Directions >> "chord" appears in how many lines of the entries? State only the number.

Rows from a dataset
═══

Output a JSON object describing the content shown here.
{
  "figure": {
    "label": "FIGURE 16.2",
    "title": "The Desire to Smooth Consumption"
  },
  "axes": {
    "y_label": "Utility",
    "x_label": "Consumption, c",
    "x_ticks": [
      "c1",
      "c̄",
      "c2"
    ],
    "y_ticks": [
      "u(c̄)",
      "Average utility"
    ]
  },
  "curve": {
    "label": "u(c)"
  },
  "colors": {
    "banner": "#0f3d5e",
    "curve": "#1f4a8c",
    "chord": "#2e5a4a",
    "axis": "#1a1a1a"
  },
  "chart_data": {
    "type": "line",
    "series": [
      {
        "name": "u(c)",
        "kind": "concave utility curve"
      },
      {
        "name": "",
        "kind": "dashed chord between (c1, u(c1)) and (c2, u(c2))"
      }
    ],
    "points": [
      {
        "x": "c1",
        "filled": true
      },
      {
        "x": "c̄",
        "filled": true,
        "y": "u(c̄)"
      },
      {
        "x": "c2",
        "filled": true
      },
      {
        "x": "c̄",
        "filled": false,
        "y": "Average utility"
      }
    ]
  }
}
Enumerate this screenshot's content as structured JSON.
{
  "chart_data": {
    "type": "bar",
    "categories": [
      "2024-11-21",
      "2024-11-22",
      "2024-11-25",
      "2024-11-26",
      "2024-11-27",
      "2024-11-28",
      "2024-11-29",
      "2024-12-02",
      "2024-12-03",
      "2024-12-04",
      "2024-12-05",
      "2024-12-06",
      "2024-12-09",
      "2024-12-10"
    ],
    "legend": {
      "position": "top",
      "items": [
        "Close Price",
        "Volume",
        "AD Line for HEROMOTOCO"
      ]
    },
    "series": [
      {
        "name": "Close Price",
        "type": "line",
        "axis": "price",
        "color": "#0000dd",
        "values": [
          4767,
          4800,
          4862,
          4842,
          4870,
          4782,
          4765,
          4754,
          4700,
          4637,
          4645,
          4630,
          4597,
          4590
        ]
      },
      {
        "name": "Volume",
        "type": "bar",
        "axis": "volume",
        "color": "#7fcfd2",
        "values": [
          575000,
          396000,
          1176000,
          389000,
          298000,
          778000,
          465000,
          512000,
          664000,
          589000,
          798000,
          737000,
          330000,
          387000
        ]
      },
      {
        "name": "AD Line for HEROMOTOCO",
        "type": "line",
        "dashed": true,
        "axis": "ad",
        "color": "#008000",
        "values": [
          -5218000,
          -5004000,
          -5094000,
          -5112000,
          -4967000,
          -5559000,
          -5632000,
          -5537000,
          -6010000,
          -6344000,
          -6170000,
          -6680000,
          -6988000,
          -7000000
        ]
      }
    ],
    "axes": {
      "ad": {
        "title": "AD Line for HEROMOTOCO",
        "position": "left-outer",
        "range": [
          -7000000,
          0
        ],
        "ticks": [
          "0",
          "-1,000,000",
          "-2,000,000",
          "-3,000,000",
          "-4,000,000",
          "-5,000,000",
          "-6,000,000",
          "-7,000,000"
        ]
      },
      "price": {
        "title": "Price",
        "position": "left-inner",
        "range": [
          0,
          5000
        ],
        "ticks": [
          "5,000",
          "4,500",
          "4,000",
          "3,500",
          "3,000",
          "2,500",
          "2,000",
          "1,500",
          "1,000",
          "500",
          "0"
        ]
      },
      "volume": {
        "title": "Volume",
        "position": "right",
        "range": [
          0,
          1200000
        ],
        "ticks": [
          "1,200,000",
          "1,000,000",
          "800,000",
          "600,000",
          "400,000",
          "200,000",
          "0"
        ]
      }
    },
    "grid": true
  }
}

═══

Solution to the exercise >> 2